Reproduce all of the material word for word.

-------

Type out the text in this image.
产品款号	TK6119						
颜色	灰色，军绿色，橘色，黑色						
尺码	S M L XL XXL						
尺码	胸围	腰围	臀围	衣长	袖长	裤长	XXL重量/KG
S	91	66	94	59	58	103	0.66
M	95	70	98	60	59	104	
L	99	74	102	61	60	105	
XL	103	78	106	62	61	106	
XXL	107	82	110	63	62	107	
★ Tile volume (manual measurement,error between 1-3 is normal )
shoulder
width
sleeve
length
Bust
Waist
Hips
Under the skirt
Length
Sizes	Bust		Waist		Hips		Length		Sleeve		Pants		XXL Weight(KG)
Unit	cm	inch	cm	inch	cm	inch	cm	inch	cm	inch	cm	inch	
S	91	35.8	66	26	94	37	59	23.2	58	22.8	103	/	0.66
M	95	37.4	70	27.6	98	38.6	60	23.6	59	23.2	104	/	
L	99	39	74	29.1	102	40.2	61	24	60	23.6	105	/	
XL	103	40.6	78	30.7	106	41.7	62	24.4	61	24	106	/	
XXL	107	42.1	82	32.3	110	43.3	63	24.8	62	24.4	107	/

-------

--- The reply ---
Type out the text in this image.
产品款号	TK6119						
颜色	灰色，军绿色，橘色，黑色						
尺码	S M L XL XXL						
尺码	胸围	腰围	臀围	衣长	袖长	裤长	XXL重量/KG
S	91	66	94	59	58	103	0.66
M	95	70	98	60	59	104	
L	99	74	102	61	60	105	
XL	103	78	106	62	61	106	
XXL	107	82	110	63	62	107	
★ Tile volume (manual measurement,error between 1-3 is normal )
shoulder
width
sleeve
length
Bust
Waist
Hips
Under the skirt
Length
Sizes	Bust		Waist		Hips		Length		Sleeve		Pants		XXL Weight(KG)
Unit	cm	inch	cm	inch	cm	inch	cm	inch	cm	inch	cm	inch	
S	91	35.8	66	26	94	37	59	23.2	58	22.8	103	/	0.66
M	95	37.4	70	27.6	98	38.6	60	23.6	59	23.2	104	/	
L	99	39	74	29.1	102	40.2	61	24	60	23.6	105	/	
XL	103	40.6	78	30.7	106	41.7	62	24.4	61	24	106	/	
XXL	107	42.1	82	32.3	110	43.3	63	24.8	62	24.4	107	/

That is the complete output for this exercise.